- Given entries:
· · · · ·

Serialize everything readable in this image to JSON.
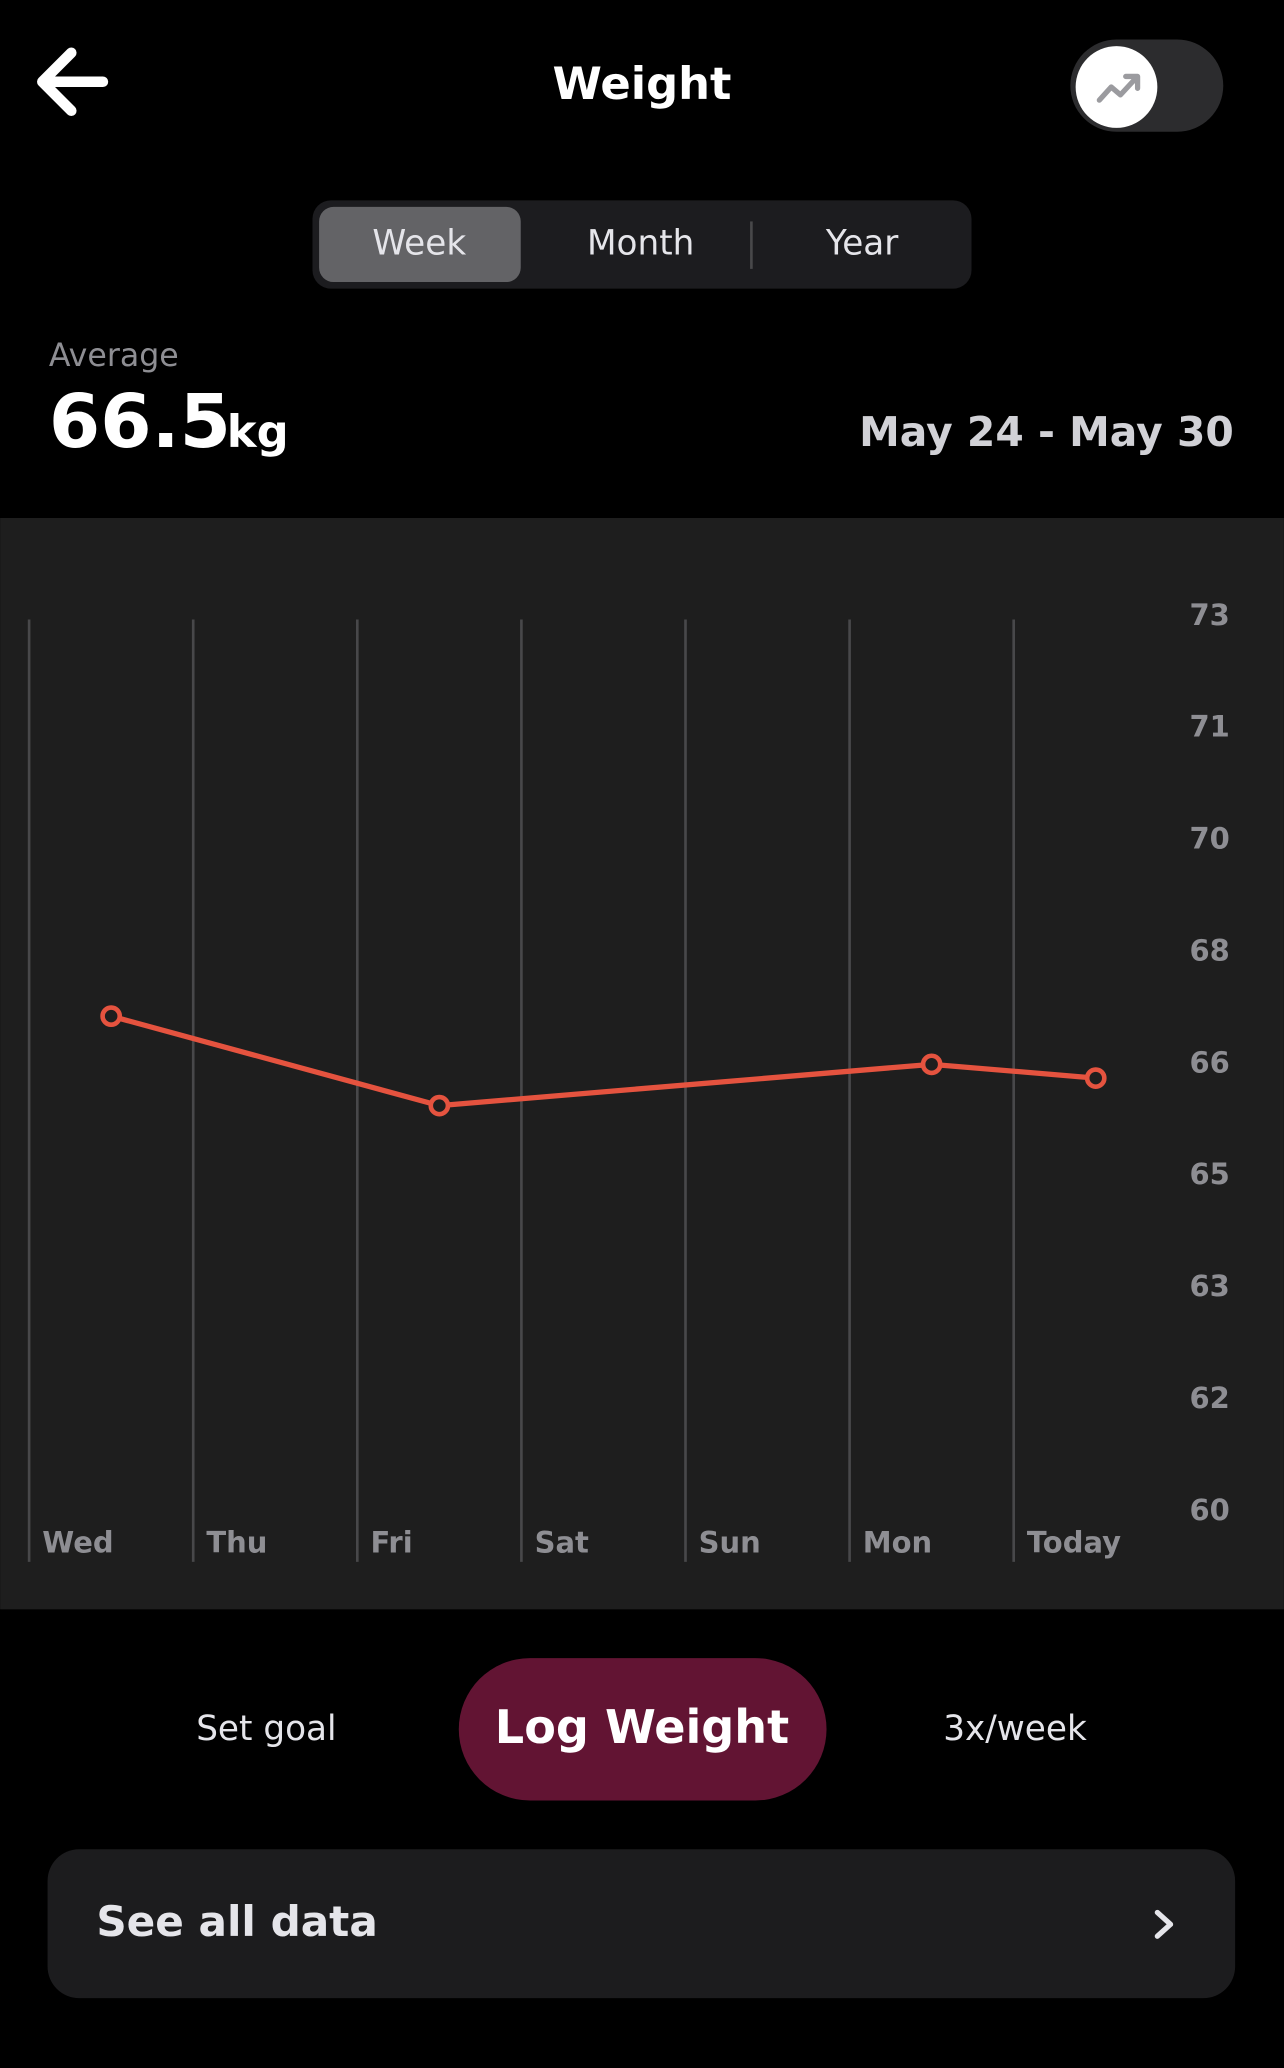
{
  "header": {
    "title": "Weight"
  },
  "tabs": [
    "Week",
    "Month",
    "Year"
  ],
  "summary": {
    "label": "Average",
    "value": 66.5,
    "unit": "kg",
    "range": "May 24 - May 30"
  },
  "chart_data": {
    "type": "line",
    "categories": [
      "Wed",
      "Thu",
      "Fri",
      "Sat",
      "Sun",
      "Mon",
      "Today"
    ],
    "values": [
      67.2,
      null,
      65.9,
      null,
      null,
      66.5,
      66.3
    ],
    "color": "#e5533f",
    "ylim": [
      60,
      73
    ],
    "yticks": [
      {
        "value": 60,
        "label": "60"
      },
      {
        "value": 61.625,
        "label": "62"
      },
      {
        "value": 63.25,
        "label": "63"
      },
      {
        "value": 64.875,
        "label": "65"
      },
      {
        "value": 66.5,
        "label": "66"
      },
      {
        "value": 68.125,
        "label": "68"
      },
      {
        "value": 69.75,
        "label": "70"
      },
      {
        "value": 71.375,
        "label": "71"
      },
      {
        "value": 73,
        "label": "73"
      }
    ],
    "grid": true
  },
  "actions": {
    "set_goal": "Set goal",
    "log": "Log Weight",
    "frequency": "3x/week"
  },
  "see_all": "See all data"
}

· · · · ·

- What is asked: Where does the word "label" appear? Return each line that holds it.

- Task output:
    "label": "Average",
        "label": "60"
        "label": "62"
        "label": "63"
        "label": "65"
        "label": "66"
        "label": "68"
        "label": "70"
        "label": "71"
        "label": "73"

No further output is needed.